● **SUPPLIED DATA**
------------------------------------------------------------------------
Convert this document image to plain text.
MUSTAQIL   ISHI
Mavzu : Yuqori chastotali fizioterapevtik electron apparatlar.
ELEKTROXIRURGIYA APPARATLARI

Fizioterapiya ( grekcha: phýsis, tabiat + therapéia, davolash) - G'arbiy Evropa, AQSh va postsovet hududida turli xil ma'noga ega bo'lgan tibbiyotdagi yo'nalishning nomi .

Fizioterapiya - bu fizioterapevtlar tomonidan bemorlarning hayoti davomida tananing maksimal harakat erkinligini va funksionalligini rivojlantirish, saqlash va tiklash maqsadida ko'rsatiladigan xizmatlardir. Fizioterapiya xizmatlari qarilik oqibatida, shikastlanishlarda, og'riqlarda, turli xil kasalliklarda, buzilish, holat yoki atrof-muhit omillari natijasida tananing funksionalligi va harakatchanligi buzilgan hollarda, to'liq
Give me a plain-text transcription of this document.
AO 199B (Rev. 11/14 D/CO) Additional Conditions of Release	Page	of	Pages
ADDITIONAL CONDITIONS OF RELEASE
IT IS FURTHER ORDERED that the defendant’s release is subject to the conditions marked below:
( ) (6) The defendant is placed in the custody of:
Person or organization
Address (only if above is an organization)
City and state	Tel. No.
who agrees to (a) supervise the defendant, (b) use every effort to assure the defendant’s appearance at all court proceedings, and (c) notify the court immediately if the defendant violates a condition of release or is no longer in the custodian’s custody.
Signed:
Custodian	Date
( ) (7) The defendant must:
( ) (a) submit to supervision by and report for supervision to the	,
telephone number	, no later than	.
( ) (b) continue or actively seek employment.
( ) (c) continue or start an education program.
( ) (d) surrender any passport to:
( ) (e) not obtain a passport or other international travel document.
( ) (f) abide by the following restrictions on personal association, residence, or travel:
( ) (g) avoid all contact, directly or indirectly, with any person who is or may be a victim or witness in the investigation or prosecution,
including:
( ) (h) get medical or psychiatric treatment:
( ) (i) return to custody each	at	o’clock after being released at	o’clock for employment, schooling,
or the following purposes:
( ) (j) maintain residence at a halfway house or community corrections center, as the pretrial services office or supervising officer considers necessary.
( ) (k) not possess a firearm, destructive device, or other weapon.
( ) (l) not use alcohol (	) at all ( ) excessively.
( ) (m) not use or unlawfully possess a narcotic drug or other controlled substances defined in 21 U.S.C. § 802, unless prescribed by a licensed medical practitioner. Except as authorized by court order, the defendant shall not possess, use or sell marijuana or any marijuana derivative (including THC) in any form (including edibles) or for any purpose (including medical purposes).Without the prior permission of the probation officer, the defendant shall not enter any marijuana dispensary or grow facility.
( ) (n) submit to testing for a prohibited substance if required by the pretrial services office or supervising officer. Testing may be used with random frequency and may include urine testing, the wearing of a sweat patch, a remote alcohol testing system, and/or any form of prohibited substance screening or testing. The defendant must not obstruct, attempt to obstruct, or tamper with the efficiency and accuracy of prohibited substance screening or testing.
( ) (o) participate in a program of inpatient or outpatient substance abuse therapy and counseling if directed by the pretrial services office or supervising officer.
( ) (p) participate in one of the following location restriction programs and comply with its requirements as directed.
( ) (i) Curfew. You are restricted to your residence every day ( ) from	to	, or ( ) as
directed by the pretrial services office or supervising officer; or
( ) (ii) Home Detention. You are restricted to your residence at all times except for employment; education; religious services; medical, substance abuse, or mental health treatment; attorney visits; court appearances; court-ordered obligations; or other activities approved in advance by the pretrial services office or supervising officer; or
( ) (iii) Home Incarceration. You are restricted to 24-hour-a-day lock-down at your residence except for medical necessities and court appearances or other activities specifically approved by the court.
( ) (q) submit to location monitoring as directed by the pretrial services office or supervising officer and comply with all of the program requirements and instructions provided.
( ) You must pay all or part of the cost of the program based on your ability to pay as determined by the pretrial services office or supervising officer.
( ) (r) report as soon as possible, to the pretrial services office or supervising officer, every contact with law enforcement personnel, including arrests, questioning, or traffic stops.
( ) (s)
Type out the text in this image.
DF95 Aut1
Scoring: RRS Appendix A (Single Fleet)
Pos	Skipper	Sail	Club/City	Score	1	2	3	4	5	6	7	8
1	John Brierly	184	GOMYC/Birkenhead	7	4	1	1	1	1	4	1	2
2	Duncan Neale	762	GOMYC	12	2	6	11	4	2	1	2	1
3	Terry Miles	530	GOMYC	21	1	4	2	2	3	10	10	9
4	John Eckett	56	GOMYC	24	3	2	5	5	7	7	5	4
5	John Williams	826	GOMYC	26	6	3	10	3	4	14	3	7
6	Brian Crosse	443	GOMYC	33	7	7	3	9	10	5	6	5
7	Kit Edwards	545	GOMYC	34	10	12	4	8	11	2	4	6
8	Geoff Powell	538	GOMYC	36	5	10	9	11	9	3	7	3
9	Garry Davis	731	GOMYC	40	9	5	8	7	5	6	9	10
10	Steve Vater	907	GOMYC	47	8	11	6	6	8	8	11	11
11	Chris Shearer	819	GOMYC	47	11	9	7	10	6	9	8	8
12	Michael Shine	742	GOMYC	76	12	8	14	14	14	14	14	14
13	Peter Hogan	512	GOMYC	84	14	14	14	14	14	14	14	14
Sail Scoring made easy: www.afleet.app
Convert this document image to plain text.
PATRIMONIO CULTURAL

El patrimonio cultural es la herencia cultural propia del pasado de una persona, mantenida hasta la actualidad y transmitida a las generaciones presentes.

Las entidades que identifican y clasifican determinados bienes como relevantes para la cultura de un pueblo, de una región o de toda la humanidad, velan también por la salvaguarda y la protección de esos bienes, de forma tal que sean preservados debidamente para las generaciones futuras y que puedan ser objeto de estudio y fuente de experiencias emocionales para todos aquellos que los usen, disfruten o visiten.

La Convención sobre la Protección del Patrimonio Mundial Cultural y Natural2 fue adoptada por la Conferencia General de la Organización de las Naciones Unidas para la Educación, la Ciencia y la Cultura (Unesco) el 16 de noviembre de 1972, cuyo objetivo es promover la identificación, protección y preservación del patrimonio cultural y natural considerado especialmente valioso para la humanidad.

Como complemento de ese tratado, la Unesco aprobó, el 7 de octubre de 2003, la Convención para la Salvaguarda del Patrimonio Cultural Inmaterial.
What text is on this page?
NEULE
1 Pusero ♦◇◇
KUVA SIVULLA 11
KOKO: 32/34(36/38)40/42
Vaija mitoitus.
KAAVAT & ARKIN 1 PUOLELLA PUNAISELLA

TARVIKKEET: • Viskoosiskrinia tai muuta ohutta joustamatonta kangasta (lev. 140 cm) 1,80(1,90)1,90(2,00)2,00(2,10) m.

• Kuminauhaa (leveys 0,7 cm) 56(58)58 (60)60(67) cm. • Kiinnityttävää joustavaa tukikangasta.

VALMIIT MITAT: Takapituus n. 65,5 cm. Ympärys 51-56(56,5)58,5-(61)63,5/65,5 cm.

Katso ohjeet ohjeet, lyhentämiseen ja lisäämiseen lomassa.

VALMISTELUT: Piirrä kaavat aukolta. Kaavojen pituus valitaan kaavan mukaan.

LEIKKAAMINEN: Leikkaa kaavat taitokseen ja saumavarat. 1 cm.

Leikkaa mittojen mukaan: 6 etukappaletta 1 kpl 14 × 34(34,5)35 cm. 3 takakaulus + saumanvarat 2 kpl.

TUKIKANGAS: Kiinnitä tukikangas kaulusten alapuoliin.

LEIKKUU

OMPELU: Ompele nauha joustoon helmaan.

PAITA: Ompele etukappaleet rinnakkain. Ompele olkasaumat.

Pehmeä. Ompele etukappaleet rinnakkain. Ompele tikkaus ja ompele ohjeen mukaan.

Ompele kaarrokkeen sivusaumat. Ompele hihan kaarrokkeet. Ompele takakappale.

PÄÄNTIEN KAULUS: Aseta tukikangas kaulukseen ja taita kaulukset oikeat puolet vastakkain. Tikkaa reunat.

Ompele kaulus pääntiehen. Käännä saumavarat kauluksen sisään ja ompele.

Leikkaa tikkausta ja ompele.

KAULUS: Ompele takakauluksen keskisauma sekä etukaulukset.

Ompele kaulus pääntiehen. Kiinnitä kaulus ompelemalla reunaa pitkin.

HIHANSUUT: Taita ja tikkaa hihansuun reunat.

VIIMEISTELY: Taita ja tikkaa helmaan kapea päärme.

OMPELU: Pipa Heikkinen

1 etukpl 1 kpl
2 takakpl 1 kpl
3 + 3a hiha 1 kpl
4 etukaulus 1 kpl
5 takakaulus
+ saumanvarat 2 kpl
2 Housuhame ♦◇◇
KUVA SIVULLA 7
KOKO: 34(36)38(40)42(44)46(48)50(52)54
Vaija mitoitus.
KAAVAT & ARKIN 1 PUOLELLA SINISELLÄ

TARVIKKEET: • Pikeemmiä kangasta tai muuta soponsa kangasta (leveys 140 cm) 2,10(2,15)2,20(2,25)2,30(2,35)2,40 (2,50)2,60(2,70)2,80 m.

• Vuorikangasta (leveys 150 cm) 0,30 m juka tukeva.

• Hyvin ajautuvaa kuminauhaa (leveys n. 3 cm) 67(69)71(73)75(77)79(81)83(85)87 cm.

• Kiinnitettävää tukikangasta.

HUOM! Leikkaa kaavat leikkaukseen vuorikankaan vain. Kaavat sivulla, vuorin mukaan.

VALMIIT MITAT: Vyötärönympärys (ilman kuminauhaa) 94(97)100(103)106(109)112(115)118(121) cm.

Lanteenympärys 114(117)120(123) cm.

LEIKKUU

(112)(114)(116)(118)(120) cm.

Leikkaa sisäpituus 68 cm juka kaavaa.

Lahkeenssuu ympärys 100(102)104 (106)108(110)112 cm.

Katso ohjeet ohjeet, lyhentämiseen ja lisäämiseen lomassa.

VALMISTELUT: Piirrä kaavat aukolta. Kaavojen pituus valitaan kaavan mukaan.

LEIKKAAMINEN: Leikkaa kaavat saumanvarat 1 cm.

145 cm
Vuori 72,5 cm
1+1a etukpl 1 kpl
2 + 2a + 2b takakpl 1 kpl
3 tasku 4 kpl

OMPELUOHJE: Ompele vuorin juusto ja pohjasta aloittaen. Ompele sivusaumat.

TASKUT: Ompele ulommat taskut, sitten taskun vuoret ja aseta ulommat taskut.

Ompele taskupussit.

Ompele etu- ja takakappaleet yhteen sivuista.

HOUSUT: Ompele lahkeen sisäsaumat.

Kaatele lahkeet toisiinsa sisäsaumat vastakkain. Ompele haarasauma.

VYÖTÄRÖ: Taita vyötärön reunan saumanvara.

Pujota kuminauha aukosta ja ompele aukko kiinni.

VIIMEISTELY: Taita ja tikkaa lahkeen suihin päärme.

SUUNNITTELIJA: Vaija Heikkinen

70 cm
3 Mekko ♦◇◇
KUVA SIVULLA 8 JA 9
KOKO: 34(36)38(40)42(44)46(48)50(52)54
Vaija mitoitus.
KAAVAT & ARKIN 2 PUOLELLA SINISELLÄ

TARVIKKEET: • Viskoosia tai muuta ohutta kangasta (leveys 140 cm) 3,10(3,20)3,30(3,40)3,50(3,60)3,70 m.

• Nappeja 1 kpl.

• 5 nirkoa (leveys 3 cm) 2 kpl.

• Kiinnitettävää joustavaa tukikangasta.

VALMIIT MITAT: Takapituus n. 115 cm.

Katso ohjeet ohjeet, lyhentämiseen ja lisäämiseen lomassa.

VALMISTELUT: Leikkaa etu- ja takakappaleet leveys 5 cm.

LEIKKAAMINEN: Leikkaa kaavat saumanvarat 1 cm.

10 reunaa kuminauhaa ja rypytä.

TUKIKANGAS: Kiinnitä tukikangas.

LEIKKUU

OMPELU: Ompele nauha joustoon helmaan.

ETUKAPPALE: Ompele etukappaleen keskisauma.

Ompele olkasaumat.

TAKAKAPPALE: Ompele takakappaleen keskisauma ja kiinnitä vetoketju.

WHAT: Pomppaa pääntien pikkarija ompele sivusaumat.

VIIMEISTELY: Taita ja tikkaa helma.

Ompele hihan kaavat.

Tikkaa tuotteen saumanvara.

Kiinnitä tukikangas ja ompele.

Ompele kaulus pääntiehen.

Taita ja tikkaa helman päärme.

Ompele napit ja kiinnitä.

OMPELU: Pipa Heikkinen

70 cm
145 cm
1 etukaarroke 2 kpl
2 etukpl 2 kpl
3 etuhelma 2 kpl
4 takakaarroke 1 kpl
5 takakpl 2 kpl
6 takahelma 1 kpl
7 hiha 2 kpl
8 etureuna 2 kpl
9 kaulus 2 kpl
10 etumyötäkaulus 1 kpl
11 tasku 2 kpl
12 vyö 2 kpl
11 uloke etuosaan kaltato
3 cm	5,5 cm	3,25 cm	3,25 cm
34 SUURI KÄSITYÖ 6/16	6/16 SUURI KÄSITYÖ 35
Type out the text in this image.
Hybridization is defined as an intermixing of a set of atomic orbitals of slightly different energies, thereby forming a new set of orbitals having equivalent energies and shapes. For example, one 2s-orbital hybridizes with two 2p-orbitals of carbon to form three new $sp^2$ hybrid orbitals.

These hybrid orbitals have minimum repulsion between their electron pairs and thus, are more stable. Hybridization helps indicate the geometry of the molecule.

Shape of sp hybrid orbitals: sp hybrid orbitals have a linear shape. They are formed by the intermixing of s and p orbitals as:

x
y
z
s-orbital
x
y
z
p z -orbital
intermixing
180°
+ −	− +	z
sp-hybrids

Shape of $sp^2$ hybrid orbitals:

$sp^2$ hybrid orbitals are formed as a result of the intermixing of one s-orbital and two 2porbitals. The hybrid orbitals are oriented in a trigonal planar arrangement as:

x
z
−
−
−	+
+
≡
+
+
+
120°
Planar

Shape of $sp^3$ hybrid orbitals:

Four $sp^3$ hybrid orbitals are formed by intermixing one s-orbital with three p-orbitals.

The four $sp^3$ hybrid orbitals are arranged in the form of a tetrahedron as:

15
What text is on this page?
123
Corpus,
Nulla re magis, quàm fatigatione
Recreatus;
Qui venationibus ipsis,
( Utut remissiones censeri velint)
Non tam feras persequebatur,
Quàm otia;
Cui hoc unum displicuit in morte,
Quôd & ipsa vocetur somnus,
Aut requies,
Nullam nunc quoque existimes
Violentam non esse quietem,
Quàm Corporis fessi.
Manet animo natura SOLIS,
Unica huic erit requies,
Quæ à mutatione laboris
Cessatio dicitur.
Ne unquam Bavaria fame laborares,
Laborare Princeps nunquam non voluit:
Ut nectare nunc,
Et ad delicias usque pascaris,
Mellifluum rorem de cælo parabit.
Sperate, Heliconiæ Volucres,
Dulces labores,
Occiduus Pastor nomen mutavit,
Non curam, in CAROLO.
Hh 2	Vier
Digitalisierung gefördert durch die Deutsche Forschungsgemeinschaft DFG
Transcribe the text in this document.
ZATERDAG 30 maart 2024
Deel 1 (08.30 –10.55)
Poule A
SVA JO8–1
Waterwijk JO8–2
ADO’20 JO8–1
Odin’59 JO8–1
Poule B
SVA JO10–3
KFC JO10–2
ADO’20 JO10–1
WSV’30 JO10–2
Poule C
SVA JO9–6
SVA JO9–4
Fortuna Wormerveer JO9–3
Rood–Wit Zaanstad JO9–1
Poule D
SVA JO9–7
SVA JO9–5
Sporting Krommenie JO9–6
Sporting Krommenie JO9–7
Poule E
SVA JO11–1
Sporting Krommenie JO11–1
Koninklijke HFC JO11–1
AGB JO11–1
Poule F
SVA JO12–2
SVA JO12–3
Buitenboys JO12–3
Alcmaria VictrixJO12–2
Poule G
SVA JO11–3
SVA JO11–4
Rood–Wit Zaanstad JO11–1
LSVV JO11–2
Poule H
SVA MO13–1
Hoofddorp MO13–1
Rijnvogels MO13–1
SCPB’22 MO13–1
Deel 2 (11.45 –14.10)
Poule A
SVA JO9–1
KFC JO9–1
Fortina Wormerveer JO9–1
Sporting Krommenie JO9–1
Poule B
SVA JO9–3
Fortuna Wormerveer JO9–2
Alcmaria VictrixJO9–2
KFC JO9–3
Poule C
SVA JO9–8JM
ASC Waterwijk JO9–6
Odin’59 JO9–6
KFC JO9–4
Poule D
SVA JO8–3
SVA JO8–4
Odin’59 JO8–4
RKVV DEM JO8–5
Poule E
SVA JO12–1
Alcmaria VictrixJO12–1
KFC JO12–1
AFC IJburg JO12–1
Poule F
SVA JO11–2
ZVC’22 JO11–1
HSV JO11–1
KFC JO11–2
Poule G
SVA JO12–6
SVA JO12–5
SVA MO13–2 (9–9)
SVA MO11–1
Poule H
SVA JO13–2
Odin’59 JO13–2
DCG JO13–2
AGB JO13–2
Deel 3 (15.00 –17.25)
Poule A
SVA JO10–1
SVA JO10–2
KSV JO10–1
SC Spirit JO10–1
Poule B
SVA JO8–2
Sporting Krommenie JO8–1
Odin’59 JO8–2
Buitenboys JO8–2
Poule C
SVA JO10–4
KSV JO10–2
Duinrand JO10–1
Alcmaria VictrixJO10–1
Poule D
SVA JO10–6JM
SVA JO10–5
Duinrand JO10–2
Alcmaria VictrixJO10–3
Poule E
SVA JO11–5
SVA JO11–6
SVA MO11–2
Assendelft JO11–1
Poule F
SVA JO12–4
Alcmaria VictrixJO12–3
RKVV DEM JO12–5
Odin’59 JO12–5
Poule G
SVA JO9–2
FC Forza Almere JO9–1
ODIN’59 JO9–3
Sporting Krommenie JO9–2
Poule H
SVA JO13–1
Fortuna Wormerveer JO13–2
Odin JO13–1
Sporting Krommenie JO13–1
------------------------------------------------------------------------
● **EXERCISE DIRECTIONS**
Return each line of the listing that holds the string "Sail".

● **TASK SOLUTION**
Pos	Skipper	Sail	Club/City	Score	1	2	3	4	5	6	7	8
Sail Scoring made easy: www.afleet.app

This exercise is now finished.